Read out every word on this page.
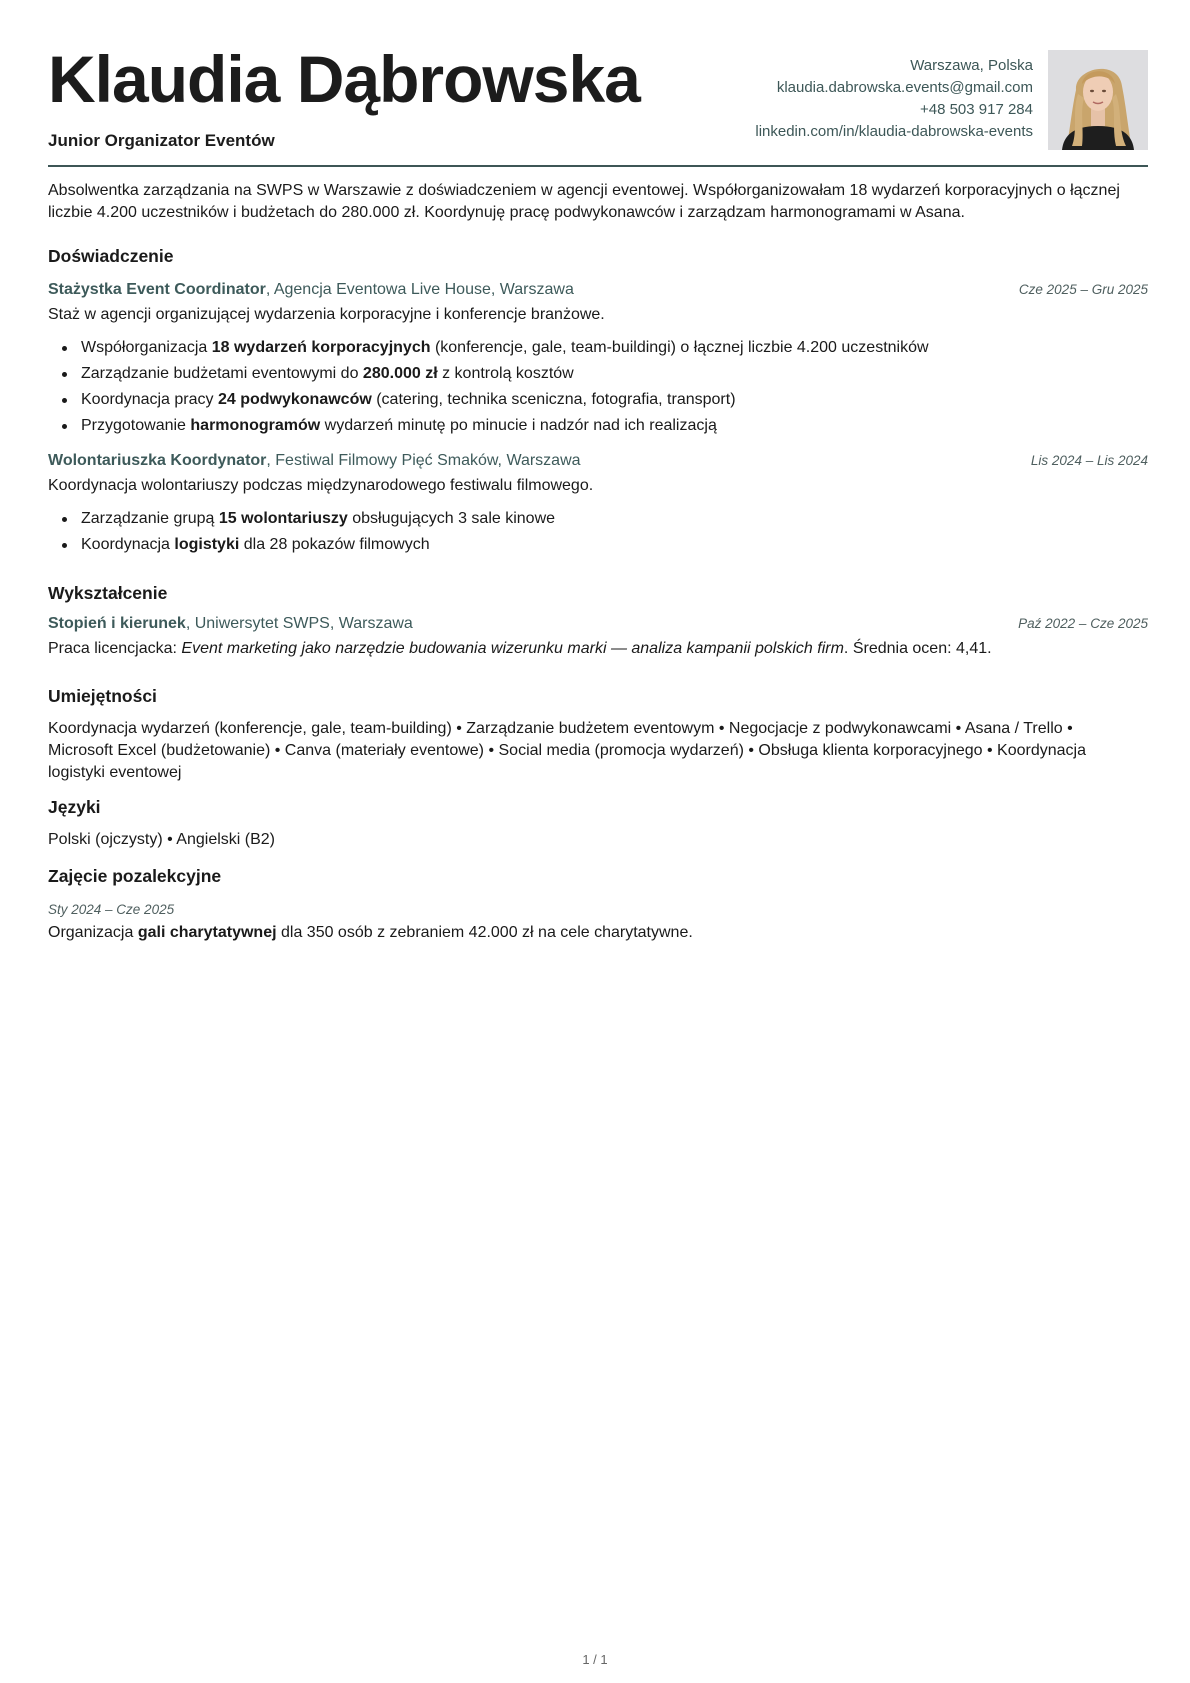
Klaudia Dąbrowska
Junior Organizator Eventów
Warszawa, Polska
klaudia.dabrowska.events@gmail.com
+48 503 917 284
linkedin.com/in/klaudia-dabrowska-events
Absolwentka zarządzania na SWPS w Warszawie z doświadczeniem w agencji eventowej. Współorganizowałam 18 wydarzeń korporacyjnych o łącznej liczbie 4.200 uczestników i budżetach do 280.000 zł. Koordynuję pracę podwykonawców i zarządzam harmonogramami w Asana.
Doświadczenie
Stażystka Event Coordinator, Agencja Eventowa Live House, Warszawa	Cze 2025 – Gru 2025
Staż w agencji organizującej wydarzenia korporacyjne i konferencje branżowe.
Współorganizacja 18 wydarzeń korporacyjnych (konferencje, gale, team-buildingi) o łącznej liczbie 4.200 uczestników
Zarządzanie budżetami eventowymi do 280.000 zł z kontrolą kosztów
Koordynacja pracy 24 podwykonawców (catering, technika sceniczna, fotografia, transport)
Przygotowanie harmonogramów wydarzeń minutę po minucie i nadzór nad ich realizacją
Wolontariuszka Koordynator, Festiwal Filmowy Pięć Smaków, Warszawa	Lis 2024 – Lis 2024
Koordynacja wolontariuszy podczas międzynarodowego festiwalu filmowego.
Zarządzanie grupą 15 wolontariuszy obsługujących 3 sale kinowe
Koordynacja logistyki dla 28 pokazów filmowych
Wykształcenie
Stopień i kierunek, Uniwersytet SWPS, Warszawa	Paź 2022 – Cze 2025
Praca licencjacka: Event marketing jako narzędzie budowania wizerunku marki — analiza kampanii polskich firm. Średnia ocen: 4,41.
Umiejętności
Koordynacja wydarzeń (konferencje, gale, team-building) • Zarządzanie budżetem eventowym • Negocjacje z podwykonawcami • Asana / Trello •
Microsoft Excel (budżetowanie) • Canva (materiały eventowe) • Social media (promocja wydarzeń) • Obsługa klienta korporacyjnego • Koordynacja
logistyki eventowej
Języki
Polski (ojczysty) • Angielski (B2)
Zajęcie pozalekcyjne
Sty 2024 – Cze 2025
Organizacja gali charytatywnej dla 350 osób z zebraniem 42.000 zł na cele charytatywne.
1 / 1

- _Description of the task_:
Nothing in the entries should change as you copy them, except that the pictures are left out.

- _Exercise answer_:
Read out every word on this page.
Klaudia Dąbrowska
Junior Organizator Eventów
Warszawa, Polska
klaudia.dabrowska.events@gmail.com
+48 503 917 284
linkedin.com/in/klaudia-dabrowska-events
Absolwentka zarządzania na SWPS w Warszawie z doświadczeniem w agencji eventowej. Współorganizowałam 18 wydarzeń korporacyjnych o łącznej liczbie 4.200 uczestników i budżetach do 280.000 zł. Koordynuję pracę podwykonawców i zarządzam harmonogramami w Asana.
Doświadczenie
Stażystka Event Coordinator, Agencja Eventowa Live House, Warszawa	Cze 2025 – Gru 2025
Staż w agencji organizującej wydarzenia korporacyjne i konferencje branżowe.
Współorganizacja 18 wydarzeń korporacyjnych (konferencje, gale, team-buildingi) o łącznej liczbie 4.200 uczestników
Zarządzanie budżetami eventowymi do 280.000 zł z kontrolą kosztów
Koordynacja pracy 24 podwykonawców (catering, technika sceniczna, fotografia, transport)
Przygotowanie harmonogramów wydarzeń minutę po minucie i nadzór nad ich realizacją
Wolontariuszka Koordynator, Festiwal Filmowy Pięć Smaków, Warszawa	Lis 2024 – Lis 2024
Koordynacja wolontariuszy podczas międzynarodowego festiwalu filmowego.
Zarządzanie grupą 15 wolontariuszy obsługujących 3 sale kinowe
Koordynacja logistyki dla 28 pokazów filmowych
Wykształcenie
Stopień i kierunek, Uniwersytet SWPS, Warszawa	Paź 2022 – Cze 2025
Praca licencjacka: Event marketing jako narzędzie budowania wizerunku marki — analiza kampanii polskich firm. Średnia ocen: 4,41.
Umiejętności
Koordynacja wydarzeń (konferencje, gale, team-building) • Zarządzanie budżetem eventowym • Negocjacje z podwykonawcami • Asana / Trello •
Microsoft Excel (budżetowanie) • Canva (materiały eventowe) • Social media (promocja wydarzeń) • Obsługa klienta korporacyjnego • Koordynacja
logistyki eventowej
Języki
Polski (ojczysty) • Angielski (B2)
Zajęcie pozalekcyjne
Sty 2024 – Cze 2025
Organizacja gali charytatywnej dla 350 osób z zebraniem 42.000 zł na cele charytatywne.
1 / 1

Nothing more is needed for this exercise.